> _Task goal_: Which lines in the records below contain the word "chart"? Copy each of them.

START Given data

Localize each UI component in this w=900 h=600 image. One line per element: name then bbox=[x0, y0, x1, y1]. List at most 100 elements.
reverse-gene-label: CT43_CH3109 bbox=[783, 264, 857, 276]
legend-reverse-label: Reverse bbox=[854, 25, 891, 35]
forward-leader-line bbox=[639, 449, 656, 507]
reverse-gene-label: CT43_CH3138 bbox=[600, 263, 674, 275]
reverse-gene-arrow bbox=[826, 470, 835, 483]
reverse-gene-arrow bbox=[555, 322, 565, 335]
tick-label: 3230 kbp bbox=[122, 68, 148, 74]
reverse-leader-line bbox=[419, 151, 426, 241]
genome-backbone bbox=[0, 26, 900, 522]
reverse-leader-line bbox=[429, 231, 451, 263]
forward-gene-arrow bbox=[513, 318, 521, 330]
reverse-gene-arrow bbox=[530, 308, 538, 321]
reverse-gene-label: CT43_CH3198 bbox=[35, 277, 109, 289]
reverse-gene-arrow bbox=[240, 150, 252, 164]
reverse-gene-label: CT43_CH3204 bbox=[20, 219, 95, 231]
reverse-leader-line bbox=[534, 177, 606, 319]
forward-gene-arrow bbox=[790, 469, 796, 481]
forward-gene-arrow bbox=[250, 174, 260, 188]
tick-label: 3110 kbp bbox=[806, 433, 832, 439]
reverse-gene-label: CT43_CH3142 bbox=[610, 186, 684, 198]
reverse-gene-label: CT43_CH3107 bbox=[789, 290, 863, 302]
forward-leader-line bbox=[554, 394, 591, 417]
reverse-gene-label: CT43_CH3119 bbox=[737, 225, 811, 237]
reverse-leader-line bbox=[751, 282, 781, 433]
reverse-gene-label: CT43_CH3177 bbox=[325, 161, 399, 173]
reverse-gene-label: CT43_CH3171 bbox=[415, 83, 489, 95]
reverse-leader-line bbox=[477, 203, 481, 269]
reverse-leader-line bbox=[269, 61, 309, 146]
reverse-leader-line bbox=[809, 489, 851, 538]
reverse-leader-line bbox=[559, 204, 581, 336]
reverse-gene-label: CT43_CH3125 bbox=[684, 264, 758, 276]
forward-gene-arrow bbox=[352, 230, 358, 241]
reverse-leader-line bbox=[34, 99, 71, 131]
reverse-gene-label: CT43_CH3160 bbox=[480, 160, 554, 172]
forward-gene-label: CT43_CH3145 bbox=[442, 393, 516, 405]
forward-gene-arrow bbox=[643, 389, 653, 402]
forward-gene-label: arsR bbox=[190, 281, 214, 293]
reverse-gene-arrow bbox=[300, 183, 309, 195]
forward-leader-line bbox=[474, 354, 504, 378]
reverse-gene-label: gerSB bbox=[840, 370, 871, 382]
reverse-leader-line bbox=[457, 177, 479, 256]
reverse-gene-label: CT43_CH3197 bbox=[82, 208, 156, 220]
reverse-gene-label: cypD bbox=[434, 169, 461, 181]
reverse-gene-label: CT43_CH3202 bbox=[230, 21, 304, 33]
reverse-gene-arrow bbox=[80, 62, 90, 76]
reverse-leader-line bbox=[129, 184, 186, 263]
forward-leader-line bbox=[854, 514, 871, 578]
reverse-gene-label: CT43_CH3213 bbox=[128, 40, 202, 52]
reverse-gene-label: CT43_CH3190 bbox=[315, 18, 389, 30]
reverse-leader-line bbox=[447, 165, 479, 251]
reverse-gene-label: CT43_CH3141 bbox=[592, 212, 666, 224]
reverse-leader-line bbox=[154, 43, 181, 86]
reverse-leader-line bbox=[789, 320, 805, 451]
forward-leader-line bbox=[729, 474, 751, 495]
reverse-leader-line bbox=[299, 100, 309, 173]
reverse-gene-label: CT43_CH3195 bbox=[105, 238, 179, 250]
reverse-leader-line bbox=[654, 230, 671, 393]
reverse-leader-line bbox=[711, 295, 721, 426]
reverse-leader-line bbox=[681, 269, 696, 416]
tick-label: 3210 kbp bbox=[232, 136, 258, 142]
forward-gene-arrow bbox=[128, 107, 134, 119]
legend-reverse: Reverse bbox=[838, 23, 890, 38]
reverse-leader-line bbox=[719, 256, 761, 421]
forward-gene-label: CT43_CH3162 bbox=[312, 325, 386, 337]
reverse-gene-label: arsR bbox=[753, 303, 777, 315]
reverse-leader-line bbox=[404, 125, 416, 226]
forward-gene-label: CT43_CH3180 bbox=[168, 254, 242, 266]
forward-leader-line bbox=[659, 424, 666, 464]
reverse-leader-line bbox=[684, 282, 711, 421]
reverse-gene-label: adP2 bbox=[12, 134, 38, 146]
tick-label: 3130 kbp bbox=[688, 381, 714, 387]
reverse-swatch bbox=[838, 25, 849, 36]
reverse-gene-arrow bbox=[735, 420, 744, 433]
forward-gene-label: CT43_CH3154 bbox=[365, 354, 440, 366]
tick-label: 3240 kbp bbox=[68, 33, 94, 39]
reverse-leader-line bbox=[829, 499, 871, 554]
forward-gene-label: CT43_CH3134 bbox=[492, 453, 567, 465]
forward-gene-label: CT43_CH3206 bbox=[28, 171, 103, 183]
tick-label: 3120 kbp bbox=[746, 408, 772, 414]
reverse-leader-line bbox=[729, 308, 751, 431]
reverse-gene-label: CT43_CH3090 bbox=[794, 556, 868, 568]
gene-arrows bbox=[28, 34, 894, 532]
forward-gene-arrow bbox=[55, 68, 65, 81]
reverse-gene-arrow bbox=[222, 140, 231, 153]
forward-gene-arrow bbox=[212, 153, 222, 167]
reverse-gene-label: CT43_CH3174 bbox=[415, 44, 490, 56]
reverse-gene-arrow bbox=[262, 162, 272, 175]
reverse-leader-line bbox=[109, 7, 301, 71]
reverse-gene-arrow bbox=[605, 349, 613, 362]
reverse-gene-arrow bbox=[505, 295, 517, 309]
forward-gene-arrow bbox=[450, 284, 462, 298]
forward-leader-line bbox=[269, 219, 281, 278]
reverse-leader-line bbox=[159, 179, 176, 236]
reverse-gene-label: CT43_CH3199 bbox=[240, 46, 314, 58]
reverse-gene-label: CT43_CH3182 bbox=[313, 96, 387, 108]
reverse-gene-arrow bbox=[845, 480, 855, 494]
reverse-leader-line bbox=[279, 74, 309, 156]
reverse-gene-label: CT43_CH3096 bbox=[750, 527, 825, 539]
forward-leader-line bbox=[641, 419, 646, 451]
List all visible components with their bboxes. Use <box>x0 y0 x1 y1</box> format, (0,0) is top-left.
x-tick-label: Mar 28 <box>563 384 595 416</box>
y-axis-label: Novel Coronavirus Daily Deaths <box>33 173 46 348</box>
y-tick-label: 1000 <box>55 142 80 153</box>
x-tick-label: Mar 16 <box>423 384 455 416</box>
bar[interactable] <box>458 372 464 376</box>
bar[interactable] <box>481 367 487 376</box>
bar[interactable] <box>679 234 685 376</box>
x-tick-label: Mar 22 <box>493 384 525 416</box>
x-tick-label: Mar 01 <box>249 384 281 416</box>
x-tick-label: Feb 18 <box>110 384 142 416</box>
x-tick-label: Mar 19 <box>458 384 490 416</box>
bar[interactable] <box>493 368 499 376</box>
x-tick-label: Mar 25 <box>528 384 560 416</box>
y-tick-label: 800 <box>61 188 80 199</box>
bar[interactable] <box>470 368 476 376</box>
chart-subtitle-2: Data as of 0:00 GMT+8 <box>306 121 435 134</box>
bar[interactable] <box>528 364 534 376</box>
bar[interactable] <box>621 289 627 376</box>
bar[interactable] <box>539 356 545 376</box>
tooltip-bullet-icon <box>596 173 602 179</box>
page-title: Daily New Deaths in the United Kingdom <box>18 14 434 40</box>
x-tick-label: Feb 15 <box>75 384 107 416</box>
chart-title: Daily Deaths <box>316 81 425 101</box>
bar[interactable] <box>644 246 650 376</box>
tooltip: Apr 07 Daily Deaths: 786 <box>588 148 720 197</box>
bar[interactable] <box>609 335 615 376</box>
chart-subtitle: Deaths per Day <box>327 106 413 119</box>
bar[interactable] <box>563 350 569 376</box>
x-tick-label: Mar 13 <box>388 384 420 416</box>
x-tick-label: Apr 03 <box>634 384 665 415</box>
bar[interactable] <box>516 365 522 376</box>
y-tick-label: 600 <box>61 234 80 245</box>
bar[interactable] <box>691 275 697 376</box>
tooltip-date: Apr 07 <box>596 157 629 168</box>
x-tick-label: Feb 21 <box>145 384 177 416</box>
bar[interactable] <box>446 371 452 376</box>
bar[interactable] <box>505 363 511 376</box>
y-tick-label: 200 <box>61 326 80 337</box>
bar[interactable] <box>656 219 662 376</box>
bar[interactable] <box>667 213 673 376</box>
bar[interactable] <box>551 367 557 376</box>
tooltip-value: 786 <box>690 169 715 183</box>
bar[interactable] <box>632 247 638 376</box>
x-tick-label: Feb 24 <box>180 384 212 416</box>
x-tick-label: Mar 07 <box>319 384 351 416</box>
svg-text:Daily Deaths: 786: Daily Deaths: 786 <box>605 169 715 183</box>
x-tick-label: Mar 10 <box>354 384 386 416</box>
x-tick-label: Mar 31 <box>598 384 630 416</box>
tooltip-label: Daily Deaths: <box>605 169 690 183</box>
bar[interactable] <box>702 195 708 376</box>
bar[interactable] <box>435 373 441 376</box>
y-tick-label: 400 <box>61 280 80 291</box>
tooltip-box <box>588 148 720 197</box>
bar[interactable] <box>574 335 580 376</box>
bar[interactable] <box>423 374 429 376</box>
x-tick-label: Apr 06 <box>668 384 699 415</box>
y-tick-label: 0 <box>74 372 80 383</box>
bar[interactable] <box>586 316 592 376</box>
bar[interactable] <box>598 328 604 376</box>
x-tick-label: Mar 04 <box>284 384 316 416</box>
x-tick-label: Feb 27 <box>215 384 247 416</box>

END Given data

> _Answer space_:
chart-subtitle-2: Data as of 0:00 GMT+8 <box>306 121 435 134</box>
chart-title: Daily Deaths <box>316 81 425 101</box>
chart-subtitle: Deaths per Day <box>327 106 413 119</box>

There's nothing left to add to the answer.